Omit all images. Transcribe the rest of the material below exactly.

-- Start of RECORDED DATA --

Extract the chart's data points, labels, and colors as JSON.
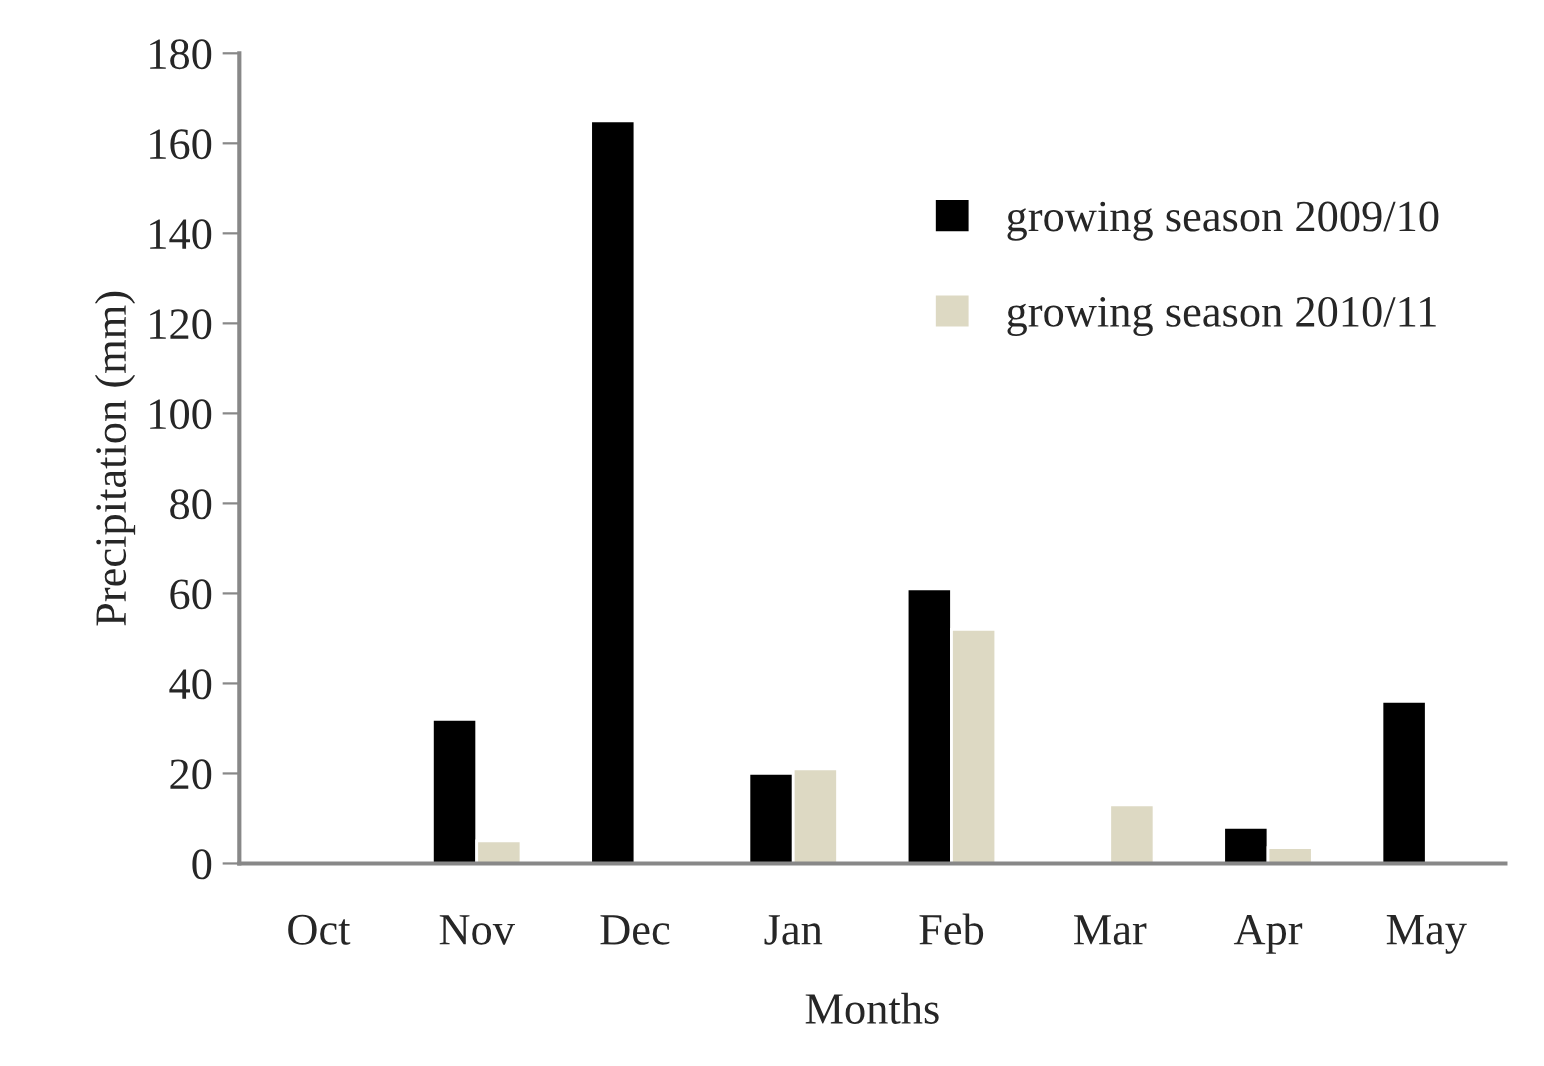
{
  "chart_data": {
    "type": "bar",
    "xlabel": "Months",
    "ylabel": "Precipitation (mm)",
    "categories": [
      "Oct",
      "Nov",
      "Dec",
      "Jan",
      "Feb",
      "Mar",
      "Apr",
      "May"
    ],
    "series": [
      {
        "name": "growing season 2009/10",
        "color": "#000000",
        "values": [
          null,
          32,
          165,
          20,
          61,
          null,
          8,
          36
        ]
      },
      {
        "name": "growing season 2010/11",
        "color": "#ddd9c3",
        "values": [
          null,
          5,
          null,
          21,
          52,
          13,
          3.5,
          null
        ]
      }
    ],
    "ylim": [
      0,
      180
    ],
    "yticks": [
      0,
      20,
      40,
      60,
      80,
      100,
      120,
      140,
      160,
      180
    ],
    "grid": false,
    "legend": "top right"
  }
}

-- End of RECORDED DATA --

**ANSWER TO THIS PROBLEM:**
Extract the chart's data points, labels, and colors as JSON.
{
  "chart_data": {
    "type": "bar",
    "xlabel": "Months",
    "ylabel": "Precipitation (mm)",
    "categories": [
      "Oct",
      "Nov",
      "Dec",
      "Jan",
      "Feb",
      "Mar",
      "Apr",
      "May"
    ],
    "series": [
      {
        "name": "growing season 2009/10",
        "color": "#000000",
        "values": [
          null,
          32,
          165,
          20,
          61,
          null,
          8,
          36
        ]
      },
      {
        "name": "growing season 2010/11",
        "color": "#ddd9c3",
        "values": [
          null,
          5,
          null,
          21,
          52,
          13,
          3.5,
          null
        ]
      }
    ],
    "ylim": [
      0,
      180
    ],
    "yticks": [
      0,
      20,
      40,
      60,
      80,
      100,
      120,
      140,
      160,
      180
    ],
    "grid": false,
    "legend": "top right"
  }
}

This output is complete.